• **Data rows**:
* Begin *
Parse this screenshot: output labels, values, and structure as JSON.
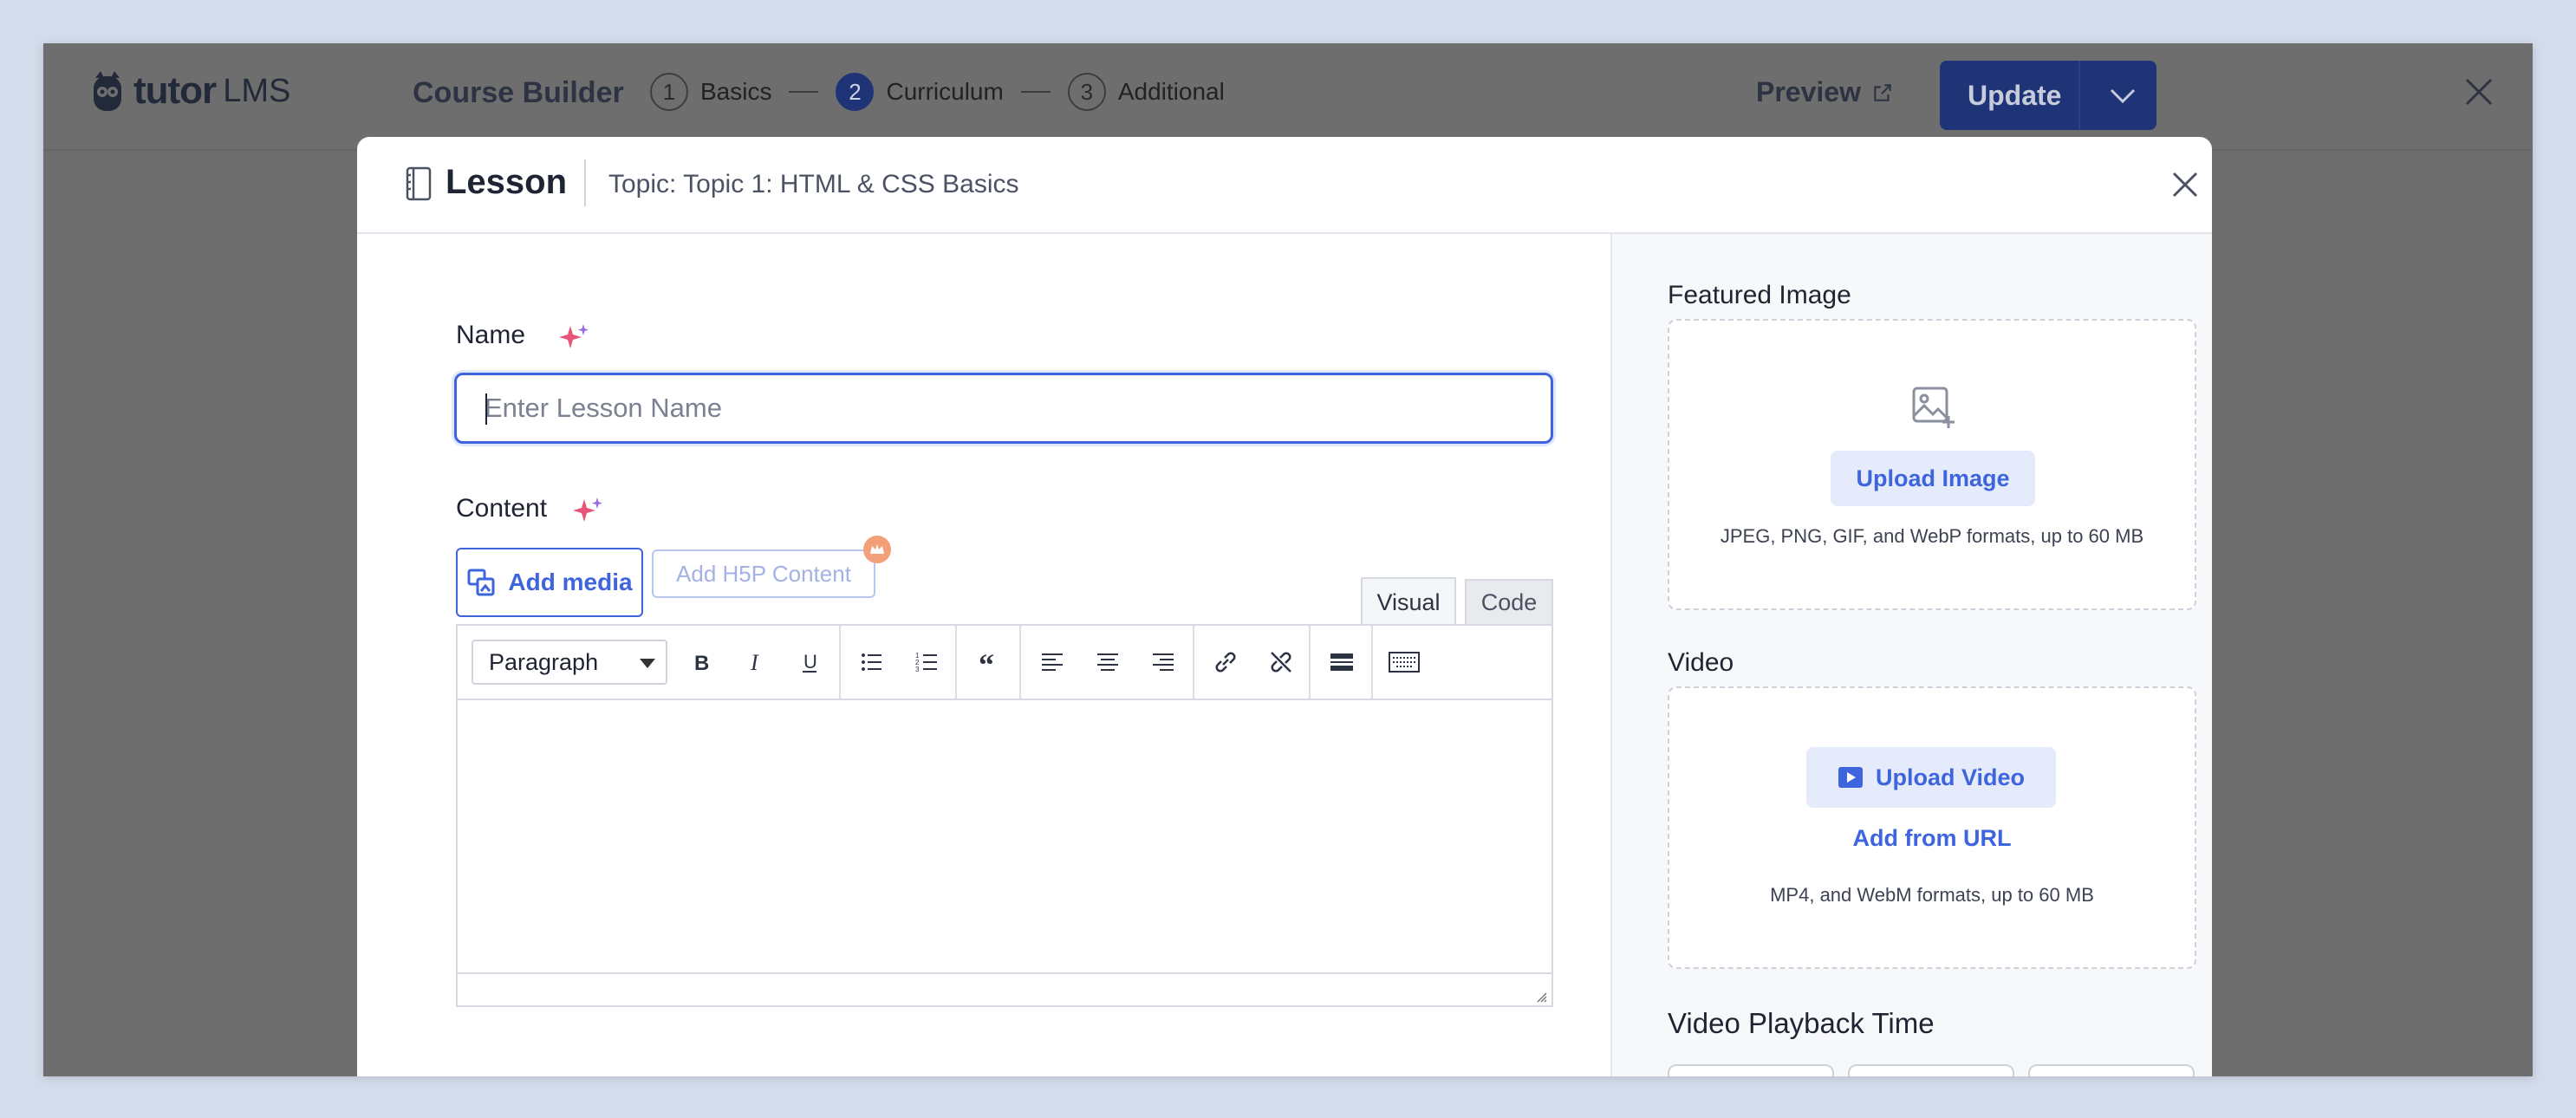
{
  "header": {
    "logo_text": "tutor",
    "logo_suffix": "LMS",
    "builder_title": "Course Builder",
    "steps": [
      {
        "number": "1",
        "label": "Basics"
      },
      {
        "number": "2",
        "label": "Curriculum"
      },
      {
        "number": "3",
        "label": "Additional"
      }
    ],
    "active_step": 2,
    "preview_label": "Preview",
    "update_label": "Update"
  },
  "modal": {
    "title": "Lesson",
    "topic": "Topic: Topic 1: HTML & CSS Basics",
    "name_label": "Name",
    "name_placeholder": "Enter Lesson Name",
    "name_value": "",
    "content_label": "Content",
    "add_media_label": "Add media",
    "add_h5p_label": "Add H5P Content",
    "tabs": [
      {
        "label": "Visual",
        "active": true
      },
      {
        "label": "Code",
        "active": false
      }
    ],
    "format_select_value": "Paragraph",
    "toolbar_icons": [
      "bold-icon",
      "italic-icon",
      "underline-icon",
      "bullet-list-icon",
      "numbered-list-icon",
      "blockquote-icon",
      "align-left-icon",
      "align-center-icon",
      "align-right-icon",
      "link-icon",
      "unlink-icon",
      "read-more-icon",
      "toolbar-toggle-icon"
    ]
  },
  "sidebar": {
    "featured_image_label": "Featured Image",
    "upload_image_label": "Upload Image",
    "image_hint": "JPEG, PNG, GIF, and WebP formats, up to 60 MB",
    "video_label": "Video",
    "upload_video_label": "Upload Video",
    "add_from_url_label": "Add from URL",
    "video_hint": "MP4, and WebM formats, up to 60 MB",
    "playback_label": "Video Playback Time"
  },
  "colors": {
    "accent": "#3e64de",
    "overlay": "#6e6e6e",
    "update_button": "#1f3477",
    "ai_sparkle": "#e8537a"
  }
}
* End *
• **Work required**:
Copy the listing over exactly, skipping the pictures it holds.

• **The output**:
Parse this screenshot: output labels, values, and structure as JSON.
{
  "header": {
    "logo_text": "tutor",
    "logo_suffix": "LMS",
    "builder_title": "Course Builder",
    "steps": [
      {
        "number": "1",
        "label": "Basics"
      },
      {
        "number": "2",
        "label": "Curriculum"
      },
      {
        "number": "3",
        "label": "Additional"
      }
    ],
    "active_step": 2,
    "preview_label": "Preview",
    "update_label": "Update"
  },
  "modal": {
    "title": "Lesson",
    "topic": "Topic: Topic 1: HTML & CSS Basics",
    "name_label": "Name",
    "name_placeholder": "Enter Lesson Name",
    "name_value": "",
    "content_label": "Content",
    "add_media_label": "Add media",
    "add_h5p_label": "Add H5P Content",
    "tabs": [
      {
        "label": "Visual",
        "active": true
      },
      {
        "label": "Code",
        "active": false
      }
    ],
    "format_select_value": "Paragraph",
    "toolbar_icons": [
      "bold-icon",
      "italic-icon",
      "underline-icon",
      "bullet-list-icon",
      "numbered-list-icon",
      "blockquote-icon",
      "align-left-icon",
      "align-center-icon",
      "align-right-icon",
      "link-icon",
      "unlink-icon",
      "read-more-icon",
      "toolbar-toggle-icon"
    ]
  },
  "sidebar": {
    "featured_image_label": "Featured Image",
    "upload_image_label": "Upload Image",
    "image_hint": "JPEG, PNG, GIF, and WebP formats, up to 60 MB",
    "video_label": "Video",
    "upload_video_label": "Upload Video",
    "add_from_url_label": "Add from URL",
    "video_hint": "MP4, and WebM formats, up to 60 MB",
    "playback_label": "Video Playback Time"
  },
  "colors": {
    "accent": "#3e64de",
    "overlay": "#6e6e6e",
    "update_button": "#1f3477",
    "ai_sparkle": "#e8537a"
  }
}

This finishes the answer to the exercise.